--- start Supplied records ---

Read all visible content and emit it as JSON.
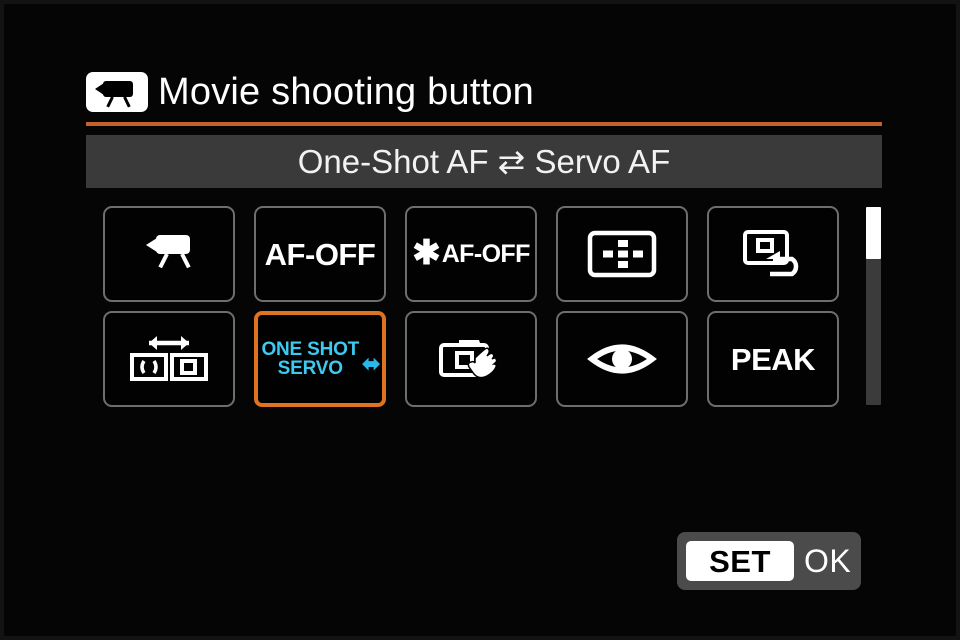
{
  "screen": {
    "background_color": "#050505",
    "accent_color": "#c4622a",
    "selection_color": "#e0731f",
    "highlight_text_color": "#3ec9f0"
  },
  "header": {
    "icon": "movie-camera-icon",
    "title": "Movie shooting button"
  },
  "subtitle": {
    "text": "One-Shot AF ⇄ Servo AF"
  },
  "options": [
    {
      "id": "movie-shooting",
      "icon": "movie-camera-icon",
      "label": "",
      "selected": false,
      "row": 1,
      "column": 1
    },
    {
      "id": "af-off",
      "icon": "af-off-text-icon",
      "label": "AF-OFF",
      "selected": false,
      "row": 1,
      "column": 2
    },
    {
      "id": "ae-lock-af-off",
      "icon": "ae-lock-af-off-icon",
      "star": "✱",
      "label": "AF-OFF",
      "selected": false,
      "row": 1,
      "column": 3
    },
    {
      "id": "af-point-selection",
      "icon": "af-point-grid-icon",
      "label": "",
      "selected": false,
      "row": 1,
      "column": 4
    },
    {
      "id": "image-replay",
      "icon": "image-replay-icon",
      "label": "",
      "selected": false,
      "row": 1,
      "column": 5
    },
    {
      "id": "af-area-switch",
      "icon": "af-area-switch-icon",
      "label": "",
      "selected": false,
      "row": 2,
      "column": 1
    },
    {
      "id": "one-shot-servo",
      "icon": "one-shot-servo-icon",
      "label_line1": "ONE SHOT",
      "label_line2": "SERVO",
      "arrow": "⬌",
      "selected": true,
      "row": 2,
      "column": 2
    },
    {
      "id": "registered-function",
      "icon": "camera-hand-icon",
      "label": "",
      "selected": false,
      "row": 2,
      "column": 3
    },
    {
      "id": "eye-detection",
      "icon": "eye-icon",
      "label": "",
      "selected": false,
      "row": 2,
      "column": 4
    },
    {
      "id": "peaking",
      "icon": "peak-text-icon",
      "label": "PEAK",
      "selected": false,
      "row": 2,
      "column": 5
    }
  ],
  "scrollbar": {
    "thumb_position_percent": 0,
    "thumb_size_percent": 26
  },
  "footer": {
    "set_label": "SET",
    "ok_label": "OK"
  }
}
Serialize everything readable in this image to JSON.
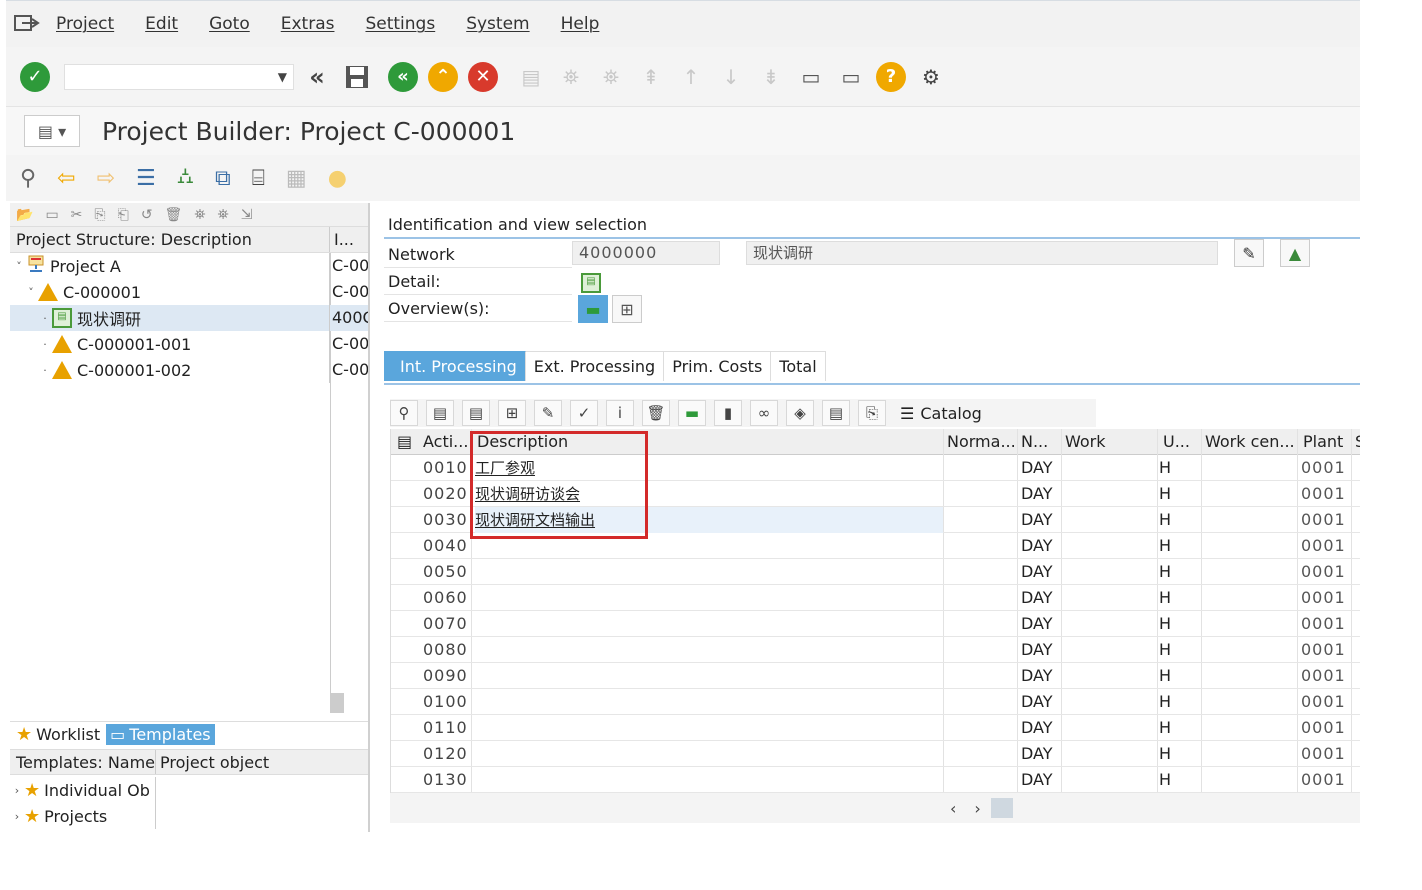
{
  "menu": [
    "Project",
    "Edit",
    "Goto",
    "Extras",
    "Settings",
    "System",
    "Help"
  ],
  "title": "Project Builder: Project C-000001",
  "left": {
    "tree_header": {
      "c1": "Project Structure: Description",
      "c2": "I..."
    },
    "tree": [
      {
        "label": "Project A",
        "code": "C-00",
        "level": 0,
        "icon": "project-icon",
        "expander": "˅"
      },
      {
        "label": "C-000001",
        "code": "C-00",
        "level": 1,
        "icon": "wbs-triangle-icon",
        "expander": "˅"
      },
      {
        "label": "现状调研",
        "code": "400C",
        "level": 2,
        "icon": "network-icon",
        "expander": "·",
        "selected": true
      },
      {
        "label": "C-000001-001",
        "code": "C-00",
        "level": 2,
        "icon": "wbs-triangle-icon",
        "expander": "·"
      },
      {
        "label": "C-000001-002",
        "code": "C-00",
        "level": 2,
        "icon": "wbs-triangle-icon",
        "expander": "·"
      }
    ],
    "tabs": {
      "worklist": "Worklist",
      "templates": "Templates"
    },
    "templates_header": {
      "c1": "Templates: Name",
      "c2": "Project object"
    },
    "templates": [
      {
        "label": "Individual Ob"
      },
      {
        "label": "Projects"
      }
    ]
  },
  "right": {
    "section_title": "Identification and view selection",
    "network_label": "Network",
    "network_value": "4000000",
    "network_desc": "现状调研",
    "detail_label": "Detail:",
    "overview_label": "Overview(s):",
    "tabs": [
      "Int. Processing",
      "Ext. Processing",
      "Prim. Costs",
      "Total"
    ],
    "catalog_label": "Catalog",
    "grid": {
      "headers": {
        "act": "Acti...",
        "desc": "Description",
        "norm": "Norma...",
        "n": "N...",
        "work": "Work",
        "u": "U...",
        "wc": "Work cen...",
        "plant": "Plant",
        "s": "S"
      },
      "rows": [
        {
          "act": "0010",
          "desc": "工厂参观",
          "unit": "DAY",
          "u": "H",
          "plant": "0001"
        },
        {
          "act": "0020",
          "desc": "现状调研访谈会",
          "unit": "DAY",
          "u": "H",
          "plant": "0001"
        },
        {
          "act": "0030",
          "desc": "现状调研文档输出",
          "unit": "DAY",
          "u": "H",
          "plant": "0001"
        },
        {
          "act": "0040",
          "desc": "",
          "unit": "DAY",
          "u": "H",
          "plant": "0001"
        },
        {
          "act": "0050",
          "desc": "",
          "unit": "DAY",
          "u": "H",
          "plant": "0001"
        },
        {
          "act": "0060",
          "desc": "",
          "unit": "DAY",
          "u": "H",
          "plant": "0001"
        },
        {
          "act": "0070",
          "desc": "",
          "unit": "DAY",
          "u": "H",
          "plant": "0001"
        },
        {
          "act": "0080",
          "desc": "",
          "unit": "DAY",
          "u": "H",
          "plant": "0001"
        },
        {
          "act": "0090",
          "desc": "",
          "unit": "DAY",
          "u": "H",
          "plant": "0001"
        },
        {
          "act": "0100",
          "desc": "",
          "unit": "DAY",
          "u": "H",
          "plant": "0001"
        },
        {
          "act": "0110",
          "desc": "",
          "unit": "DAY",
          "u": "H",
          "plant": "0001"
        },
        {
          "act": "0120",
          "desc": "",
          "unit": "DAY",
          "u": "H",
          "plant": "0001"
        },
        {
          "act": "0130",
          "desc": "",
          "unit": "DAY",
          "u": "H",
          "plant": "0001"
        }
      ]
    }
  },
  "colors": {
    "accent": "#5aa6dc",
    "highlight": "#d32a2a",
    "green": "#2e9a3a",
    "yellow": "#f0a800",
    "red": "#d83a2c"
  }
}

--- end Supplied records ---

__Problem requirements__
Copy the data character for character, but drop all pictures from the copy.

__Solution to this task__
Read all visible content and emit it as JSON.
{
  "screen": {
    "background_color": "#050505",
    "accent_color": "#c4622a",
    "selection_color": "#e0731f",
    "highlight_text_color": "#3ec9f0"
  },
  "header": {
    "icon": "movie-camera-icon",
    "title": "Movie shooting button"
  },
  "subtitle": {
    "text": "One-Shot AF ⇄ Servo AF"
  },
  "options": [
    {
      "id": "movie-shooting",
      "icon": "movie-camera-icon",
      "label": "",
      "selected": false,
      "row": 1,
      "column": 1
    },
    {
      "id": "af-off",
      "icon": "af-off-text-icon",
      "label": "AF-OFF",
      "selected": false,
      "row": 1,
      "column": 2
    },
    {
      "id": "ae-lock-af-off",
      "icon": "ae-lock-af-off-icon",
      "star": "✱",
      "label": "AF-OFF",
      "selected": false,
      "row": 1,
      "column": 3
    },
    {
      "id": "af-point-selection",
      "icon": "af-point-grid-icon",
      "label": "",
      "selected": false,
      "row": 1,
      "column": 4
    },
    {
      "id": "image-replay",
      "icon": "image-replay-icon",
      "label": "",
      "selected": false,
      "row": 1,
      "column": 5
    },
    {
      "id": "af-area-switch",
      "icon": "af-area-switch-icon",
      "label": "",
      "selected": false,
      "row": 2,
      "column": 1
    },
    {
      "id": "one-shot-servo",
      "icon": "one-shot-servo-icon",
      "label_line1": "ONE SHOT",
      "label_line2": "SERVO",
      "arrow": "⬌",
      "selected": true,
      "row": 2,
      "column": 2
    },
    {
      "id": "registered-function",
      "icon": "camera-hand-icon",
      "label": "",
      "selected": false,
      "row": 2,
      "column": 3
    },
    {
      "id": "eye-detection",
      "icon": "eye-icon",
      "label": "",
      "selected": false,
      "row": 2,
      "column": 4
    },
    {
      "id": "peaking",
      "icon": "peak-text-icon",
      "label": "PEAK",
      "selected": false,
      "row": 2,
      "column": 5
    }
  ],
  "scrollbar": {
    "thumb_position_percent": 0,
    "thumb_size_percent": 26
  },
  "footer": {
    "set_label": "SET",
    "ok_label": "OK"
  }
}
Serialize everything readable in this image to JSON.
{
  "menu": [
    "Project",
    "Edit",
    "Goto",
    "Extras",
    "Settings",
    "System",
    "Help"
  ],
  "title": "Project Builder: Project C-000001",
  "left": {
    "tree_header": {
      "c1": "Project Structure: Description",
      "c2": "I..."
    },
    "tree": [
      {
        "label": "Project A",
        "code": "C-00",
        "level": 0,
        "icon": "project-icon",
        "expander": "˅"
      },
      {
        "label": "C-000001",
        "code": "C-00",
        "level": 1,
        "icon": "wbs-triangle-icon",
        "expander": "˅"
      },
      {
        "label": "现状调研",
        "code": "400C",
        "level": 2,
        "icon": "network-icon",
        "expander": "·",
        "selected": true
      },
      {
        "label": "C-000001-001",
        "code": "C-00",
        "level": 2,
        "icon": "wbs-triangle-icon",
        "expander": "·"
      },
      {
        "label": "C-000001-002",
        "code": "C-00",
        "level": 2,
        "icon": "wbs-triangle-icon",
        "expander": "·"
      }
    ],
    "tabs": {
      "worklist": "Worklist",
      "templates": "Templates"
    },
    "templates_header": {
      "c1": "Templates: Name",
      "c2": "Project object"
    },
    "templates": [
      {
        "label": "Individual Ob"
      },
      {
        "label": "Projects"
      }
    ]
  },
  "right": {
    "section_title": "Identification and view selection",
    "network_label": "Network",
    "network_value": "4000000",
    "network_desc": "现状调研",
    "detail_label": "Detail:",
    "overview_label": "Overview(s):",
    "tabs": [
      "Int. Processing",
      "Ext. Processing",
      "Prim. Costs",
      "Total"
    ],
    "catalog_label": "Catalog",
    "grid": {
      "headers": {
        "act": "Acti...",
        "desc": "Description",
        "norm": "Norma...",
        "n": "N...",
        "work": "Work",
        "u": "U...",
        "wc": "Work cen...",
        "plant": "Plant",
        "s": "S"
      },
      "rows": [
        {
          "act": "0010",
          "desc": "工厂参观",
          "unit": "DAY",
          "u": "H",
          "plant": "0001"
        },
        {
          "act": "0020",
          "desc": "现状调研访谈会",
          "unit": "DAY",
          "u": "H",
          "plant": "0001"
        },
        {
          "act": "0030",
          "desc": "现状调研文档输出",
          "unit": "DAY",
          "u": "H",
          "plant": "0001"
        },
        {
          "act": "0040",
          "desc": "",
          "unit": "DAY",
          "u": "H",
          "plant": "0001"
        },
        {
          "act": "0050",
          "desc": "",
          "unit": "DAY",
          "u": "H",
          "plant": "0001"
        },
        {
          "act": "0060",
          "desc": "",
          "unit": "DAY",
          "u": "H",
          "plant": "0001"
        },
        {
          "act": "0070",
          "desc": "",
          "unit": "DAY",
          "u": "H",
          "plant": "0001"
        },
        {
          "act": "0080",
          "desc": "",
          "unit": "DAY",
          "u": "H",
          "plant": "0001"
        },
        {
          "act": "0090",
          "desc": "",
          "unit": "DAY",
          "u": "H",
          "plant": "0001"
        },
        {
          "act": "0100",
          "desc": "",
          "unit": "DAY",
          "u": "H",
          "plant": "0001"
        },
        {
          "act": "0110",
          "desc": "",
          "unit": "DAY",
          "u": "H",
          "plant": "0001"
        },
        {
          "act": "0120",
          "desc": "",
          "unit": "DAY",
          "u": "H",
          "plant": "0001"
        },
        {
          "act": "0130",
          "desc": "",
          "unit": "DAY",
          "u": "H",
          "plant": "0001"
        }
      ]
    }
  },
  "colors": {
    "accent": "#5aa6dc",
    "highlight": "#d32a2a",
    "green": "#2e9a3a",
    "yellow": "#f0a800",
    "red": "#d83a2c"
  }
}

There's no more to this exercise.